WORK TO COMPLETE:
Return every line in the entries below where the word "assay" shows up.

*** PROVIDED ENTRIES ***

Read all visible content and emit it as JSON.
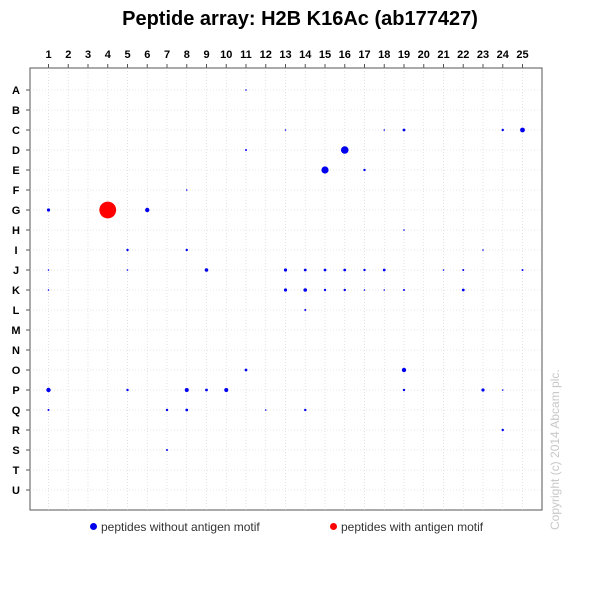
{
  "chart_data": {
    "type": "scatter",
    "title": "Peptide array:  H2B K16Ac (ab177427)",
    "columns": [
      "1",
      "2",
      "3",
      "4",
      "5",
      "6",
      "7",
      "8",
      "9",
      "10",
      "11",
      "12",
      "13",
      "14",
      "15",
      "16",
      "17",
      "18",
      "19",
      "20",
      "21",
      "22",
      "23",
      "24",
      "25"
    ],
    "rows": [
      "A",
      "B",
      "C",
      "D",
      "E",
      "F",
      "G",
      "H",
      "I",
      "J",
      "K",
      "L",
      "M",
      "N",
      "O",
      "P",
      "Q",
      "R",
      "S",
      "T",
      "U"
    ],
    "series": [
      {
        "name": "peptides without antigen motif",
        "color": "#0000ee",
        "points": [
          {
            "row": "A",
            "col": 11,
            "v": 0.1
          },
          {
            "row": "C",
            "col": 13,
            "v": 0.15
          },
          {
            "row": "C",
            "col": 18,
            "v": 0.15
          },
          {
            "row": "C",
            "col": 19,
            "v": 0.35
          },
          {
            "row": "C",
            "col": 24,
            "v": 0.3
          },
          {
            "row": "C",
            "col": 25,
            "v": 0.6
          },
          {
            "row": "D",
            "col": 11,
            "v": 0.25
          },
          {
            "row": "D",
            "col": 16,
            "v": 0.95
          },
          {
            "row": "E",
            "col": 15,
            "v": 0.9
          },
          {
            "row": "E",
            "col": 17,
            "v": 0.3
          },
          {
            "row": "F",
            "col": 8,
            "v": 0.12
          },
          {
            "row": "G",
            "col": 1,
            "v": 0.4
          },
          {
            "row": "G",
            "col": 6,
            "v": 0.55
          },
          {
            "row": "H",
            "col": 19,
            "v": 0.12
          },
          {
            "row": "I",
            "col": 5,
            "v": 0.3
          },
          {
            "row": "I",
            "col": 8,
            "v": 0.3
          },
          {
            "row": "I",
            "col": 23,
            "v": 0.12
          },
          {
            "row": "J",
            "col": 1,
            "v": 0.12
          },
          {
            "row": "J",
            "col": 5,
            "v": 0.15
          },
          {
            "row": "J",
            "col": 9,
            "v": 0.45
          },
          {
            "row": "J",
            "col": 13,
            "v": 0.4
          },
          {
            "row": "J",
            "col": 14,
            "v": 0.35
          },
          {
            "row": "J",
            "col": 15,
            "v": 0.35
          },
          {
            "row": "J",
            "col": 16,
            "v": 0.35
          },
          {
            "row": "J",
            "col": 17,
            "v": 0.3
          },
          {
            "row": "J",
            "col": 18,
            "v": 0.35
          },
          {
            "row": "J",
            "col": 21,
            "v": 0.12
          },
          {
            "row": "J",
            "col": 22,
            "v": 0.25
          },
          {
            "row": "J",
            "col": 25,
            "v": 0.25
          },
          {
            "row": "K",
            "col": 1,
            "v": 0.12
          },
          {
            "row": "K",
            "col": 13,
            "v": 0.4
          },
          {
            "row": "K",
            "col": 14,
            "v": 0.45
          },
          {
            "row": "K",
            "col": 15,
            "v": 0.3
          },
          {
            "row": "K",
            "col": 16,
            "v": 0.3
          },
          {
            "row": "K",
            "col": 17,
            "v": 0.15
          },
          {
            "row": "K",
            "col": 18,
            "v": 0.15
          },
          {
            "row": "K",
            "col": 19,
            "v": 0.25
          },
          {
            "row": "K",
            "col": 22,
            "v": 0.35
          },
          {
            "row": "L",
            "col": 14,
            "v": 0.25
          },
          {
            "row": "O",
            "col": 11,
            "v": 0.35
          },
          {
            "row": "O",
            "col": 19,
            "v": 0.55
          },
          {
            "row": "P",
            "col": 1,
            "v": 0.55
          },
          {
            "row": "P",
            "col": 5,
            "v": 0.3
          },
          {
            "row": "P",
            "col": 8,
            "v": 0.5
          },
          {
            "row": "P",
            "col": 9,
            "v": 0.35
          },
          {
            "row": "P",
            "col": 10,
            "v": 0.5
          },
          {
            "row": "P",
            "col": 19,
            "v": 0.3
          },
          {
            "row": "P",
            "col": 23,
            "v": 0.4
          },
          {
            "row": "P",
            "col": 24,
            "v": 0.12
          },
          {
            "row": "Q",
            "col": 1,
            "v": 0.25
          },
          {
            "row": "Q",
            "col": 7,
            "v": 0.3
          },
          {
            "row": "Q",
            "col": 8,
            "v": 0.35
          },
          {
            "row": "Q",
            "col": 12,
            "v": 0.12
          },
          {
            "row": "Q",
            "col": 14,
            "v": 0.3
          },
          {
            "row": "R",
            "col": 24,
            "v": 0.3
          },
          {
            "row": "S",
            "col": 7,
            "v": 0.25
          }
        ]
      },
      {
        "name": "peptides with antigen motif",
        "color": "#ff0000",
        "points": [
          {
            "row": "G",
            "col": 4,
            "v": 2.1
          }
        ]
      }
    ],
    "grid": true,
    "legend_position": "bottom"
  },
  "watermark": "Copyright (c) 2014 Abcam plc."
}
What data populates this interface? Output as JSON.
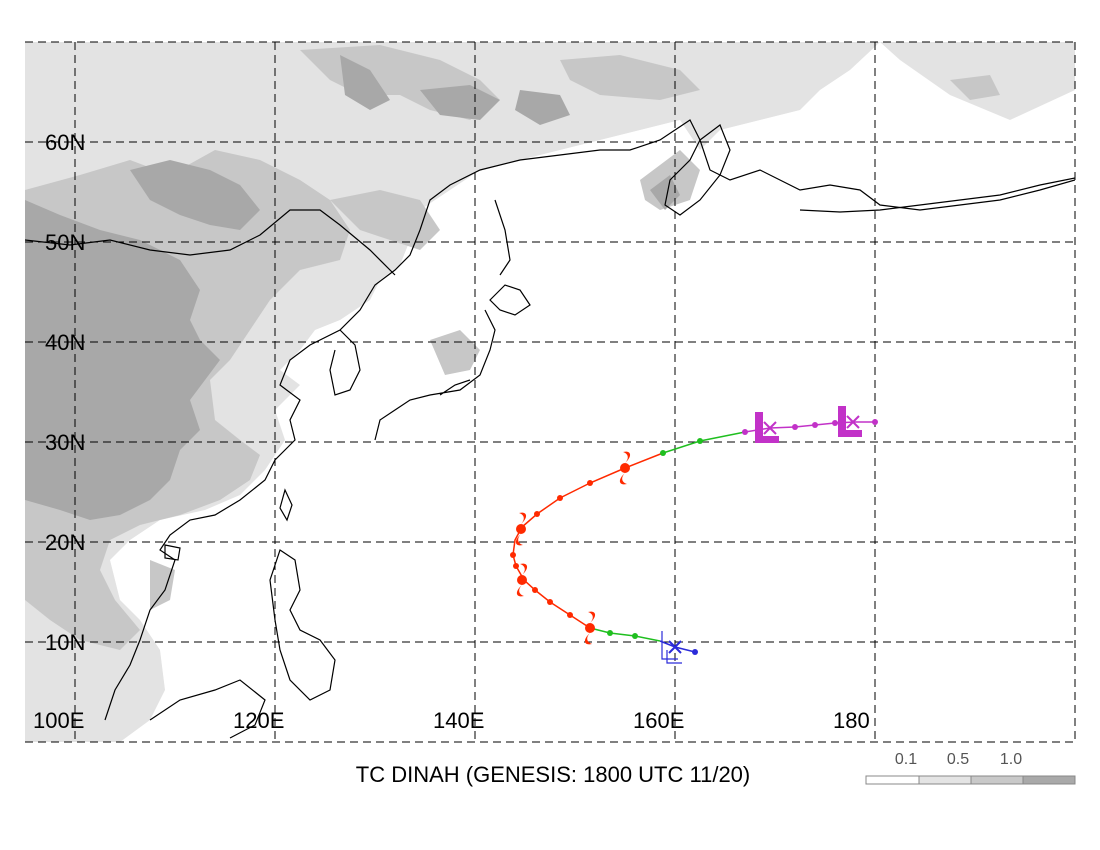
{
  "title": "TC DINAH (GENESIS: 1800 UTC 11/20)",
  "lat_labels": [
    "60N",
    "50N",
    "40N",
    "30N",
    "20N",
    "10N"
  ],
  "lon_labels": [
    "100E",
    "120E",
    "140E",
    "160E",
    "180"
  ],
  "legend": {
    "labels": [
      "0.1",
      "0.5",
      "1.0"
    ],
    "colors": [
      "#ffffff",
      "#e4e4e4",
      "#c9c9c9",
      "#a9a9a9"
    ]
  },
  "colors": {
    "track_early": "#2b2bd9",
    "track_storm": "#1fbf1f",
    "track_typhoon": "#ff2a00",
    "track_extratropical": "#c232c8",
    "land_low": "#e3e3e3",
    "land_mid": "#c7c7c7",
    "land_high": "#a8a8a8",
    "coastline": "#000000"
  },
  "icons": [
    "typhoon-icon",
    "low-pressure-icon",
    "genesis-x-icon",
    "weak-low-icon"
  ]
}
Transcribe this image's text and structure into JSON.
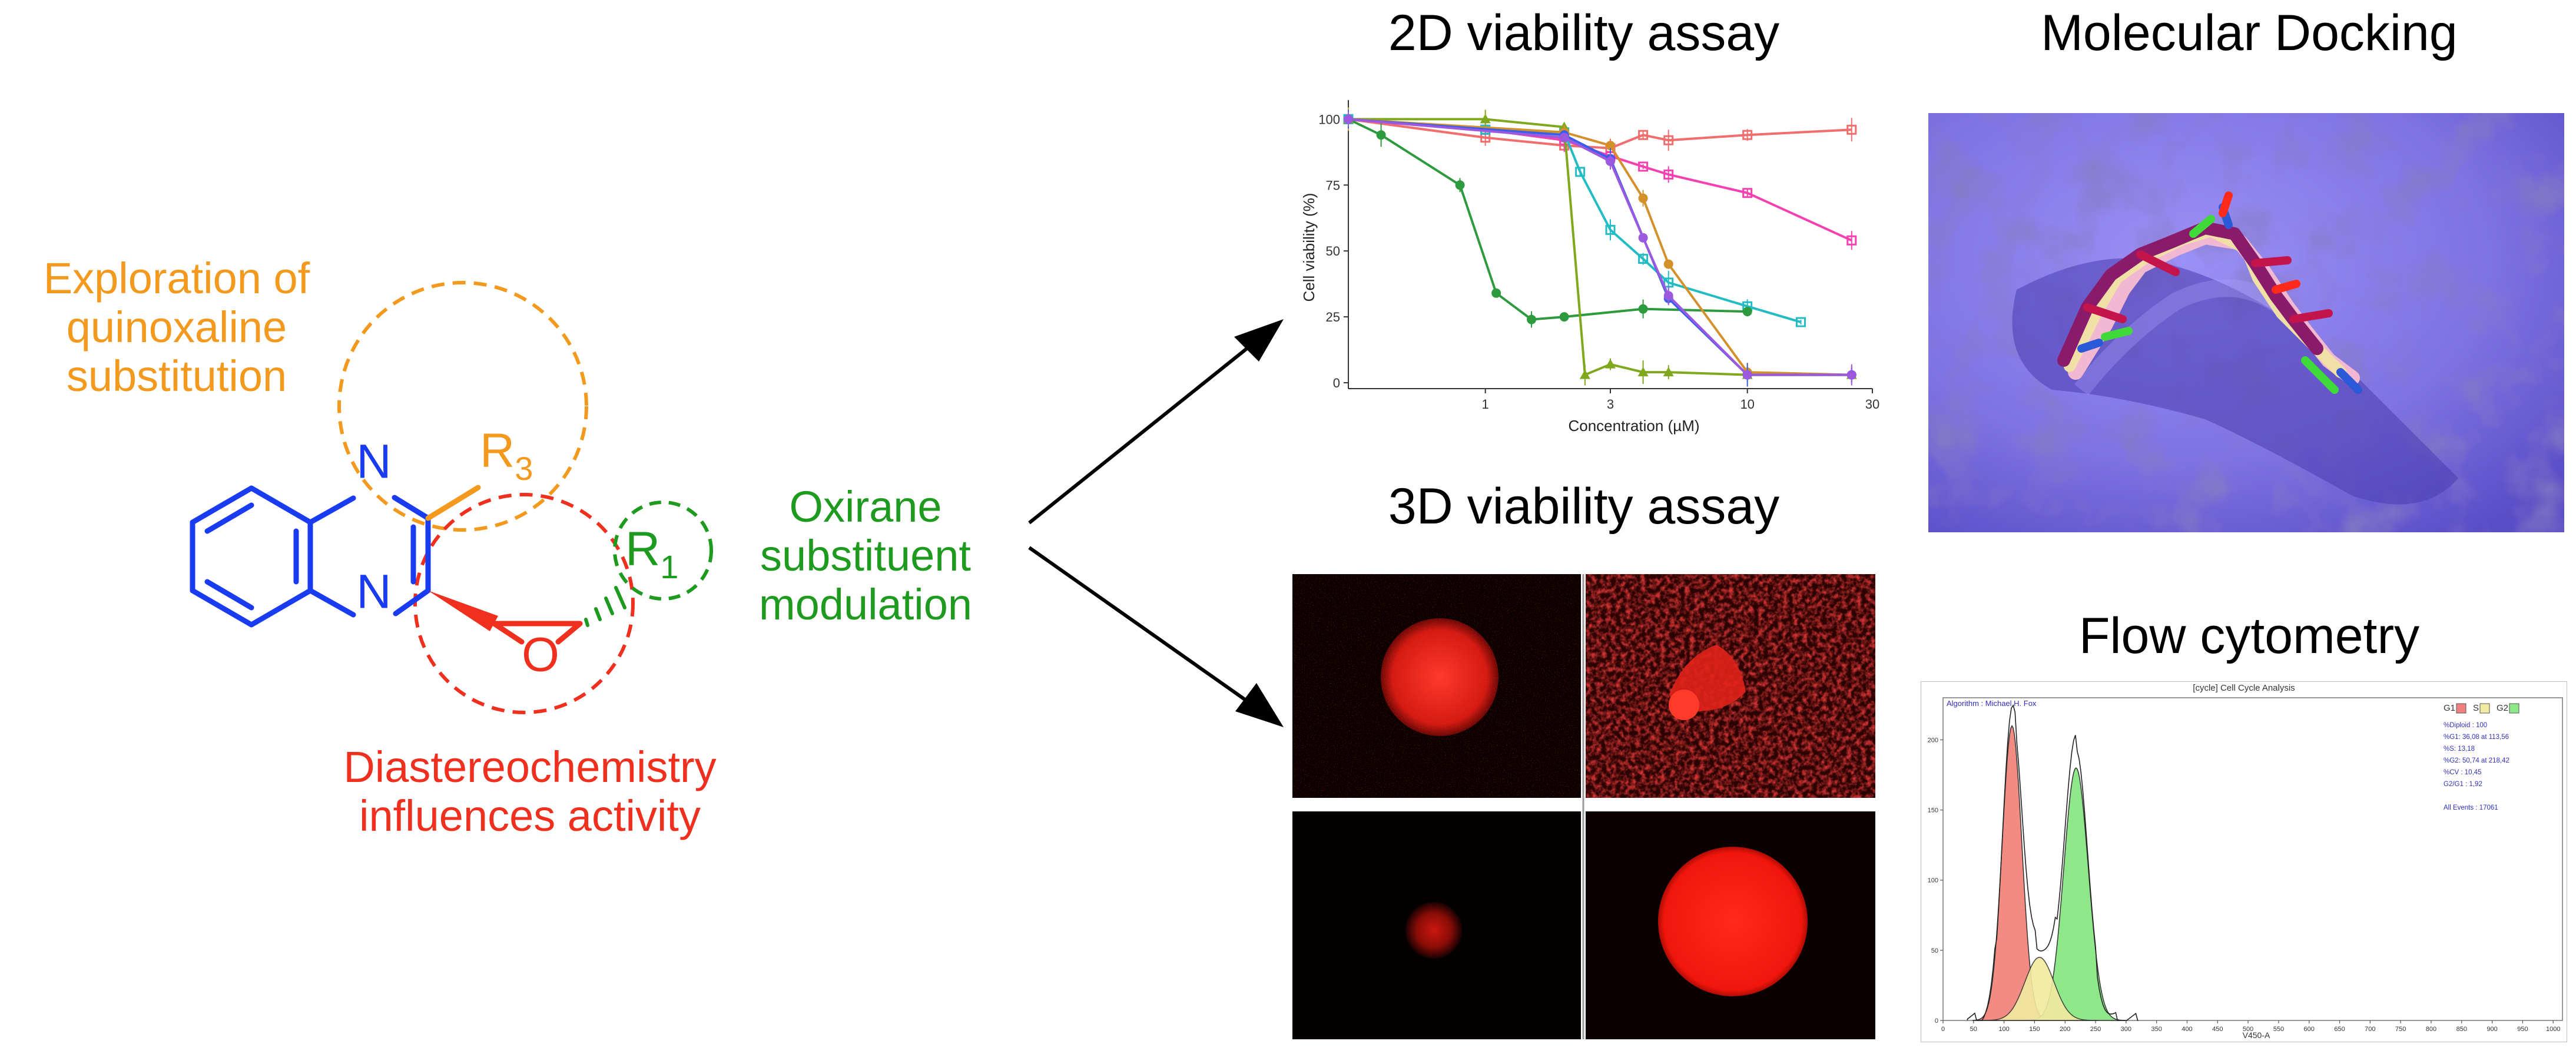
{
  "molecule": {
    "atom_n1": "N",
    "atom_n2": "N",
    "atom_o": "O",
    "r3_letter": "R",
    "r3_sub": "3",
    "r1_letter": "R",
    "r1_sub": "1",
    "colors": {
      "core": "#1a3cf0",
      "quinoxaline": "#f39a1e",
      "oxirane": "#f0301e",
      "substituent": "#1e9a1e"
    }
  },
  "annotations": {
    "quinoxaline": [
      "Exploration of",
      "quinoxaline",
      "substitution"
    ],
    "diastereo": [
      "Diastereochemistry",
      "influences activity"
    ],
    "oxirane": [
      "Oxirane",
      "substituent",
      "modulation"
    ]
  },
  "panels": {
    "assay2d_title": "2D viability assay",
    "assay3d_title": "3D viability assay",
    "docking_title": "Molecular Docking",
    "flow_title": "Flow cytometry"
  },
  "chart_data": {
    "type": "line",
    "xlabel": "Concentration (µM)",
    "ylabel": "Cell viability (%)",
    "xscale": "log",
    "xlim": [
      0.3,
      30
    ],
    "ylim": [
      0,
      105
    ],
    "xticks": [
      1,
      3,
      10,
      30
    ],
    "yticks": [
      0,
      25,
      50,
      75,
      100
    ],
    "series": [
      {
        "color": "#f26d6d",
        "marker": "square-open",
        "points": [
          [
            0.3,
            100
          ],
          [
            1,
            93
          ],
          [
            2,
            90
          ],
          [
            3,
            89
          ],
          [
            4,
            94
          ],
          [
            5,
            92
          ],
          [
            10,
            94
          ],
          [
            25,
            96
          ]
        ]
      },
      {
        "color": "#f540b0",
        "marker": "square-open",
        "points": [
          [
            0.3,
            100
          ],
          [
            1,
            96
          ],
          [
            2,
            92
          ],
          [
            3,
            86
          ],
          [
            4,
            82
          ],
          [
            5,
            79
          ],
          [
            10,
            72
          ],
          [
            25,
            54
          ]
        ]
      },
      {
        "color": "#23bcc4",
        "marker": "square-open",
        "points": [
          [
            0.3,
            100
          ],
          [
            1,
            96
          ],
          [
            2,
            95
          ],
          [
            2.3,
            80
          ],
          [
            3,
            58
          ],
          [
            4,
            47
          ],
          [
            5,
            38
          ],
          [
            10,
            29
          ],
          [
            16,
            23
          ]
        ]
      },
      {
        "color": "#2e9a3e",
        "marker": "circle",
        "points": [
          [
            0.3,
            100
          ],
          [
            0.4,
            94
          ],
          [
            0.8,
            75
          ],
          [
            1.1,
            34
          ],
          [
            1.5,
            24
          ],
          [
            2,
            25
          ],
          [
            4,
            28
          ],
          [
            10,
            27
          ]
        ]
      },
      {
        "color": "#7fa81e",
        "marker": "triangle",
        "points": [
          [
            0.3,
            100
          ],
          [
            1,
            100
          ],
          [
            2,
            97
          ],
          [
            2.4,
            3
          ],
          [
            3,
            7
          ],
          [
            4,
            4
          ],
          [
            5,
            4
          ],
          [
            10,
            3
          ],
          [
            25,
            3
          ]
        ]
      },
      {
        "color": "#d4902a",
        "marker": "circle",
        "points": [
          [
            0.3,
            100
          ],
          [
            2,
            95
          ],
          [
            3,
            90
          ],
          [
            4,
            70
          ],
          [
            5,
            45
          ],
          [
            10,
            4
          ],
          [
            25,
            3
          ]
        ]
      },
      {
        "color": "#3b5ee8",
        "marker": "circle",
        "points": [
          [
            0.3,
            100
          ],
          [
            2,
            94
          ],
          [
            3,
            85
          ],
          [
            5,
            32
          ],
          [
            10,
            3
          ],
          [
            25,
            3
          ]
        ]
      },
      {
        "color": "#9b59e0",
        "marker": "circle",
        "points": [
          [
            0.3,
            100
          ],
          [
            2,
            93
          ],
          [
            3,
            84
          ],
          [
            4,
            55
          ],
          [
            5,
            33
          ],
          [
            10,
            3
          ],
          [
            25,
            3
          ]
        ]
      }
    ]
  },
  "flow": {
    "title": "[cycle] Cell Cycle Analysis",
    "algorithm": "Algorithm : Michael H. Fox",
    "legend": [
      "G1",
      "S",
      "G2"
    ],
    "stats": [
      "%Diploid : 100",
      "%G1: 36,08 at 113,56",
      "%S: 13,18",
      "%G2: 50,74 at 218,42",
      "%CV : 10,45",
      "G2/G1 : 1,92",
      "",
      "All Events : 17061"
    ],
    "xlabel": "V450-A",
    "xticks": [
      "0",
      "50",
      "100",
      "150",
      "200",
      "250",
      "300",
      "350",
      "400",
      "450",
      "500",
      "550",
      "600",
      "650",
      "700",
      "750",
      "800",
      "850",
      "900",
      "950",
      "1000"
    ],
    "yticks": [
      "0",
      "50",
      "100",
      "150",
      "200"
    ]
  }
}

***

ANSWER BELOW:
    "assay2d_title": "2D viability assay",
    "assay3d_title": "3D viability assay",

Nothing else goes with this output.